-- WHAT THIS TASK INVOLVES --
Can you transcribe the data exactly? Leave the pictures out.

Excerpt from a dataset
------------------------
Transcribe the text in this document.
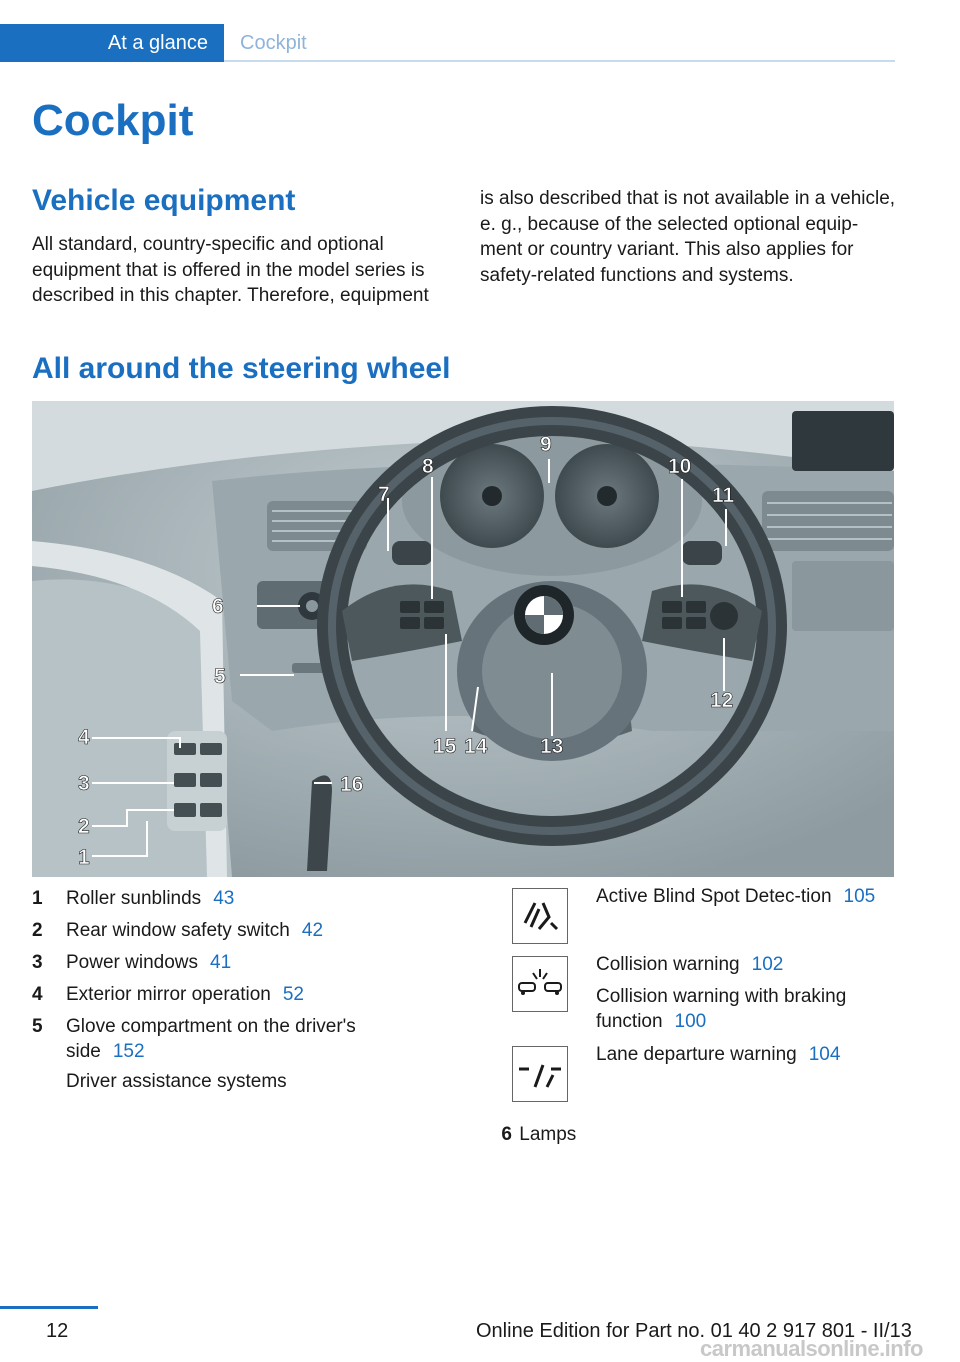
At a glance	Cockpit
Cockpit
Vehicle equipment

All standard, country-specific and optional equipment that is offered in the model series is described in this chapter. Therefore, equipment

is also described that is not available in a vehicle, e. g., because of the selected optional equip‐ment or country variant. This also applies for safety-related functions and systems.

All around the steering wheel
4
3
2
1
5
6
7
8
9
10
11
12
13
14
15
16
1 Roller sunblinds 43
2 Rear window safety switch 42
3 Power windows 41
4 Exterior mirror operation 52
5 Glove compartment on the driver's side 152
Driver assistance systems

Active Blind Spot Detec‐tion 105

Collision warning 102

Collision warning with braking function 100

Lane departure warning 104

6 Lamps
12	Online Edition for Part no. 01 40 2 917 801 - II/13
carmanualsonline.info
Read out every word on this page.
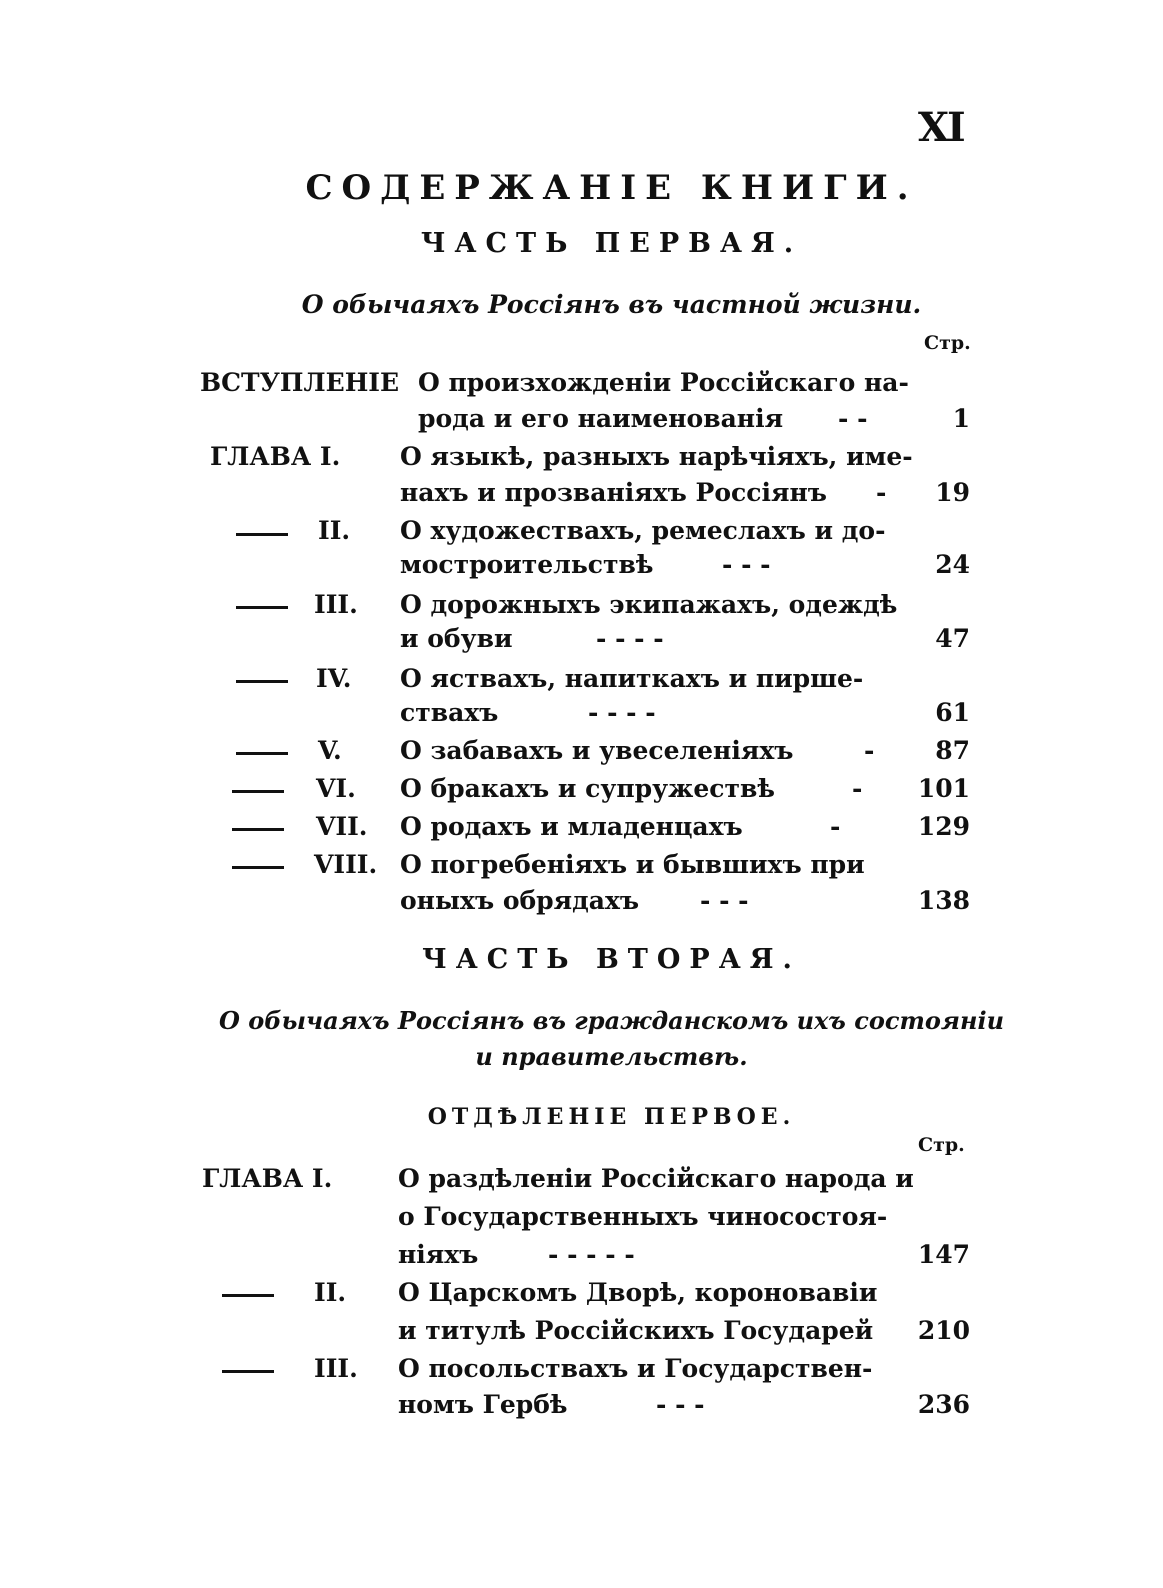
XI
СОДЕРЖАНІЕ КНИГИ.
ЧАСТЬ ПЕРВАЯ.
О обычаяхъ Россіянъ въ частной жизни.
Стр.
ВСТУПЛЕНІЕ О произхожденіи Россійскаго на-
рода и его наименованія - -	1
ГЛАВА I. О языкѣ, разныхъ нарѣчіяхъ, име-
нахъ и прозваніяхъ Россіянъ -	19
II. О художествахъ, ремеслахъ и до-
мостроительствѣ	- - -	24
III. О дорожныхъ экипажахъ, одеждѣ
и обуви	- - - -	47
IV. О яствахъ, напиткахъ и пирше-
ствахъ	- - - -	61
V. О забавахъ и увеселеніяхъ	-	87
VI. О бракахъ и супружествѣ	-	101
VII. О родахъ и младенцахъ	-	129
VIII. О погребеніяхъ и бывшихъ при
оныхъ обрядахъ - - -	138
ЧАСТЬ ВТОРАЯ.
О обычаяхъ Россіянъ въ гражданскомъ ихъ состояніи
и правительствѣ.
ОТДѢЛЕНІЕ ПЕРВОЕ.
Стр.
ГЛАВА I.	О раздѣленіи Россійскаго народа и
о Государственныхъ чиносостоя-
ніяхъ	- - - - -	147
II. О Царскомъ Дворѣ, короновавіи
и титулѣ Россійскихъ Государей	210
III. О посольствахъ и Государствен-
номъ Гербѣ	- - -	236
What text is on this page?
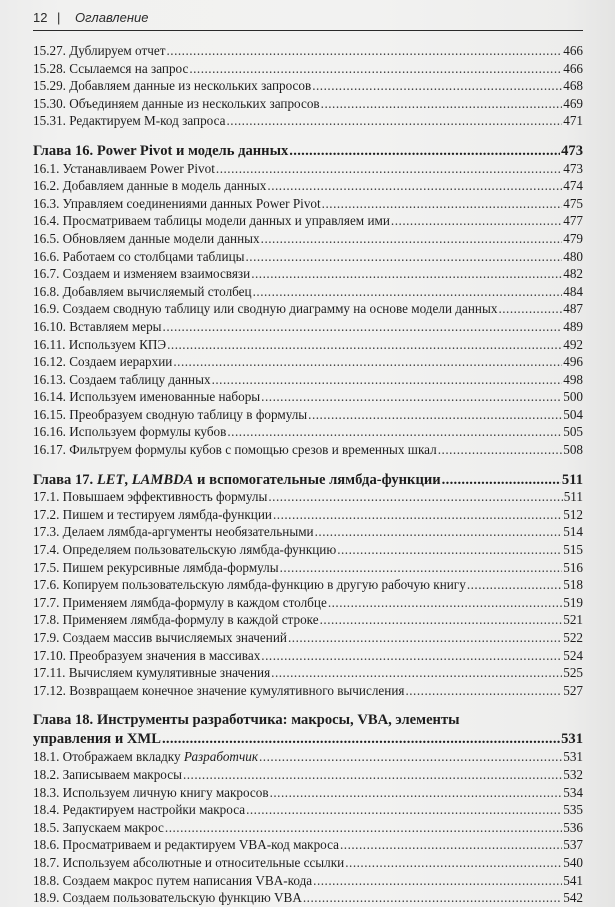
12 | Оглавление
15.27. Дублируем отчет .....	466
15.28. Ссылаемся на запрос .....	466
15.29. Добавляем данные из нескольких запросов .....	468
15.30. Объединяем данные из нескольких запросов .....	469
15.31. Редактируем M-код запроса .....	471
Глава 16. Power Pivot и модель данных .....	473
16.1. Устанавливаем Power Pivot .....	473
16.2. Добавляем данные в модель данных .....	474
16.3. Управляем соединениями данных Power Pivot .....	475
16.4. Просматриваем таблицы модели данных и управляем ими .....	477
16.5. Обновляем данные модели данных .....	479
16.6. Работаем со столбцами таблицы .....	480
16.7. Создаем и изменяем взаимосвязи .....	482
16.8. Добавляем вычисляемый столбец .....	484
16.9. Создаем сводную таблицу или сводную диаграмму на основе модели данных .....	487
16.10. Вставляем меры .....	489
16.11. Используем КПЭ .....	492
16.12. Создаем иерархии .....	496
16.13. Создаем таблицу данных .....	498
16.14. Используем именованные наборы .....	500
16.15. Преобразуем сводную таблицу в формулы .....	504
16.16. Используем формулы кубов .....	505
16.17. Фильтруем формулы кубов с помощью срезов и временных шкал .....	508
Глава 17. LET, LAMBDA и вспомогательные лямбда-функции .....	511
17.1. Повышаем эффективность формулы .....	511
17.2. Пишем и тестируем лямбда-функции .....	512
17.3. Делаем лямбда-аргументы необязательными .....	514
17.4. Определяем пользовательскую лямбда-функцию .....	515
17.5. Пишем рекурсивные лямбда-формулы .....	516
17.6. Копируем пользовательскую лямбда-функцию в другую рабочую книгу .....	518
17.7. Применяем лямбда-формулу в каждом столбце .....	519
17.8. Применяем лямбда-формулу в каждой строке .....	521
17.9. Создаем массив вычисляемых значений .....	522
17.10. Преобразуем значения в массивах .....	524
17.11. Вычисляем кумулятивные значения .....	525
17.12. Возвращаем конечное значение кумулятивного вычисления .....	527
Глава 18. Инструменты разработчика: макросы, VBA, элементы
управления и XML .....	531
18.1. Отображаем вкладку Разработчик .....	531
18.2. Записываем макросы .....	532
18.3. Используем личную книгу макросов .....	534
18.4. Редактируем настройки макроса .....	535
18.5. Запускаем макрос .....	536
18.6. Просматриваем и редактируем VBA-код макроса .....	537
18.7. Используем абсолютные и относительные ссылки .....	540
18.8. Создаем макрос путем написания VBA-кода .....	541
18.9. Создаем пользовательскую функцию VBA .....	542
------------------------
-- SOLUTION --
Transcribe the text in this document.
At a glance	Cockpit
Cockpit
Vehicle equipment

All standard, country-specific and optional equipment that is offered in the model series is described in this chapter. Therefore, equipment

is also described that is not available in a vehicle, e. g., because of the selected optional equip‐ment or country variant. This also applies for safety-related functions and systems.

All around the steering wheel
4
3
2
1
5
6
7
8
9
10
11
12
13
14
15
16
1 Roller sunblinds 43
2 Rear window safety switch 42
3 Power windows 41
4 Exterior mirror operation 52
5 Glove compartment on the driver's side 152
Driver assistance systems

Active Blind Spot Detec‐tion 105

Collision warning 102

Collision warning with braking function 100

Lane departure warning 104

6 Lamps
12	Online Edition for Part no. 01 40 2 917 801 - II/13
carmanualsonline.info
Read out every word on this page.
XI
СОДЕРЖАНІЕ КНИГИ.
ЧАСТЬ ПЕРВАЯ.
О обычаяхъ Россіянъ въ частной жизни.
Стр.
ВСТУПЛЕНІЕ О произхожденіи Россійскаго на-
рода и его наименованія - -	1
ГЛАВА I. О языкѣ, разныхъ нарѣчіяхъ, име-
нахъ и прозваніяхъ Россіянъ -	19
II. О художествахъ, ремеслахъ и до-
мостроительствѣ	- - -	24
III. О дорожныхъ экипажахъ, одеждѣ
и обуви	- - - -	47
IV. О яствахъ, напиткахъ и пирше-
ствахъ	- - - -	61
V. О забавахъ и увеселеніяхъ	-	87
VI. О бракахъ и супружествѣ	-	101
VII. О родахъ и младенцахъ	-	129
VIII. О погребеніяхъ и бывшихъ при
оныхъ обрядахъ - - -	138
ЧАСТЬ ВТОРАЯ.
О обычаяхъ Россіянъ въ гражданскомъ ихъ состояніи
и правительствѣ.
ОТДѢЛЕНІЕ ПЕРВОЕ.
Стр.
ГЛАВА I.	О раздѣленіи Россійскаго народа и
о Государственныхъ чиносостоя-
ніяхъ	- - - - -	147
II. О Царскомъ Дворѣ, короновавіи
и титулѣ Россійскихъ Государей	210
III. О посольствахъ и Государствен-
номъ Гербѣ	- - -	236
What text is on this page?
12 | Оглавление
15.27. Дублируем отчет .....	466
15.28. Ссылаемся на запрос .....	466
15.29. Добавляем данные из нескольких запросов .....	468
15.30. Объединяем данные из нескольких запросов .....	469
15.31. Редактируем M-код запроса .....	471
Глава 16. Power Pivot и модель данных .....	473
16.1. Устанавливаем Power Pivot .....	473
16.2. Добавляем данные в модель данных .....	474
16.3. Управляем соединениями данных Power Pivot .....	475
16.4. Просматриваем таблицы модели данных и управляем ими .....	477
16.5. Обновляем данные модели данных .....	479
16.6. Работаем со столбцами таблицы .....	480
16.7. Создаем и изменяем взаимосвязи .....	482
16.8. Добавляем вычисляемый столбец .....	484
16.9. Создаем сводную таблицу или сводную диаграмму на основе модели данных .....	487
16.10. Вставляем меры .....	489
16.11. Используем КПЭ .....	492
16.12. Создаем иерархии .....	496
16.13. Создаем таблицу данных .....	498
16.14. Используем именованные наборы .....	500
16.15. Преобразуем сводную таблицу в формулы .....	504
16.16. Используем формулы кубов .....	505
16.17. Фильтруем формулы кубов с помощью срезов и временных шкал .....	508
Глава 17. LET, LAMBDA и вспомогательные лямбда-функции .....	511
17.1. Повышаем эффективность формулы .....	511
17.2. Пишем и тестируем лямбда-функции .....	512
17.3. Делаем лямбда-аргументы необязательными .....	514
17.4. Определяем пользовательскую лямбда-функцию .....	515
17.5. Пишем рекурсивные лямбда-формулы .....	516
17.6. Копируем пользовательскую лямбда-функцию в другую рабочую книгу .....	518
17.7. Применяем лямбда-формулу в каждом столбце .....	519
17.8. Применяем лямбда-формулу в каждой строке .....	521
17.9. Создаем массив вычисляемых значений .....	522
17.10. Преобразуем значения в массивах .....	524
17.11. Вычисляем кумулятивные значения .....	525
17.12. Возвращаем конечное значение кумулятивного вычисления .....	527
Глава 18. Инструменты разработчика: макросы, VBA, элементы
управления и XML .....	531
18.1. Отображаем вкладку Разработчик .....	531
18.2. Записываем макросы .....	532
18.3. Используем личную книгу макросов .....	534
18.4. Редактируем настройки макроса .....	535
18.5. Запускаем макрос .....	536
18.6. Просматриваем и редактируем VBA-код макроса .....	537
18.7. Используем абсолютные и относительные ссылки .....	540
18.8. Создаем макрос путем написания VBA-кода .....	541
18.9. Создаем пользовательскую функцию VBA .....	542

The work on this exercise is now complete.